#### Short task:
Work through the material below and count the lines holding the word "nMONTHS"; give that count and nothing more.

(Dataset entries on figures)
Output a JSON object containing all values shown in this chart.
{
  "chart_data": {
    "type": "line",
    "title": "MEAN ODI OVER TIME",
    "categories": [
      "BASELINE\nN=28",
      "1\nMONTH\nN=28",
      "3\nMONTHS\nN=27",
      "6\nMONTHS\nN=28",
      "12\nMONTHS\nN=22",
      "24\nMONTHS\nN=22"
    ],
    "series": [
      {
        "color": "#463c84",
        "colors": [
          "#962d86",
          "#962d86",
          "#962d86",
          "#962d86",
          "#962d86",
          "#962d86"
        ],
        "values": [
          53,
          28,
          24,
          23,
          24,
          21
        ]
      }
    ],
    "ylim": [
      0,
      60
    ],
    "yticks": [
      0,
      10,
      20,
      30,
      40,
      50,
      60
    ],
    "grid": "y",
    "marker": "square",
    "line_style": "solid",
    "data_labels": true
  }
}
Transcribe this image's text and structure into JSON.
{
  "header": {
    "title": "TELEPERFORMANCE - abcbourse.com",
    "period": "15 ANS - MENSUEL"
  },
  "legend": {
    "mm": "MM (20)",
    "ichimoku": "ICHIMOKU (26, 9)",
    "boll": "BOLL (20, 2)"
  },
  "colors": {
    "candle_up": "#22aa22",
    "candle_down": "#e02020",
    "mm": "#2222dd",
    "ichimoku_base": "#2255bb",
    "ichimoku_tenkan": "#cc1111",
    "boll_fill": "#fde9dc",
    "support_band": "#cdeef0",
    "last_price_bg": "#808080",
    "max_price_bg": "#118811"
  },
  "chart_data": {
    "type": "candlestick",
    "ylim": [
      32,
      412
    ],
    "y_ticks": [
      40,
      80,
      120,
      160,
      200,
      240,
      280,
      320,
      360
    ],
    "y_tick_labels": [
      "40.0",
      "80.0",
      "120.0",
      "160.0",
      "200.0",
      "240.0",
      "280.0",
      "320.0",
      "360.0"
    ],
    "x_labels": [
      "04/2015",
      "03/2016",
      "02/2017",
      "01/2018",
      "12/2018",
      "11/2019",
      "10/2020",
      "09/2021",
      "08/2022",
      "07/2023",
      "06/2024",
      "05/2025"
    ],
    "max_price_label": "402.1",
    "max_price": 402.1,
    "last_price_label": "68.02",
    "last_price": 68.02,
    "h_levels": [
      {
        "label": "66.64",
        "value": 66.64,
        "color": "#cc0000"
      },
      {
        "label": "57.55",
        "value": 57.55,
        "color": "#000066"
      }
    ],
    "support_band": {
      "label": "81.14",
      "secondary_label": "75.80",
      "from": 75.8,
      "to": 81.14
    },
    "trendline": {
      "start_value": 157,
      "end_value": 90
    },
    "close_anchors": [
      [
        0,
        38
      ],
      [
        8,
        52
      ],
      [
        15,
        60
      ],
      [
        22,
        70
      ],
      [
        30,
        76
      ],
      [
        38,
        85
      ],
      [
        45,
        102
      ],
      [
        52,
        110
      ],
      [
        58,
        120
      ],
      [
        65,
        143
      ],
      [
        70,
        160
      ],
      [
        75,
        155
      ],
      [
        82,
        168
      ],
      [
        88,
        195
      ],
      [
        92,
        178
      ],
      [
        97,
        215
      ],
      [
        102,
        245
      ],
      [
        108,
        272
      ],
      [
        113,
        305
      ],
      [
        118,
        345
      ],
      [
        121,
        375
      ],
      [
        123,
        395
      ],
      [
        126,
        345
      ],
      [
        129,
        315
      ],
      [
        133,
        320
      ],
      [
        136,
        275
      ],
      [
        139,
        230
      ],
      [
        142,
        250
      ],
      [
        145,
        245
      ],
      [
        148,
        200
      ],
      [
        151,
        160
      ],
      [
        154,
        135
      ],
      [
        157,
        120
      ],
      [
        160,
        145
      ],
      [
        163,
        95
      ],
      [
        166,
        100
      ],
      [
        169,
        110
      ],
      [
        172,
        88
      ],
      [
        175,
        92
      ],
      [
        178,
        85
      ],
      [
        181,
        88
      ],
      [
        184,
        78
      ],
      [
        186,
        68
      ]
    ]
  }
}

#### Task result:
4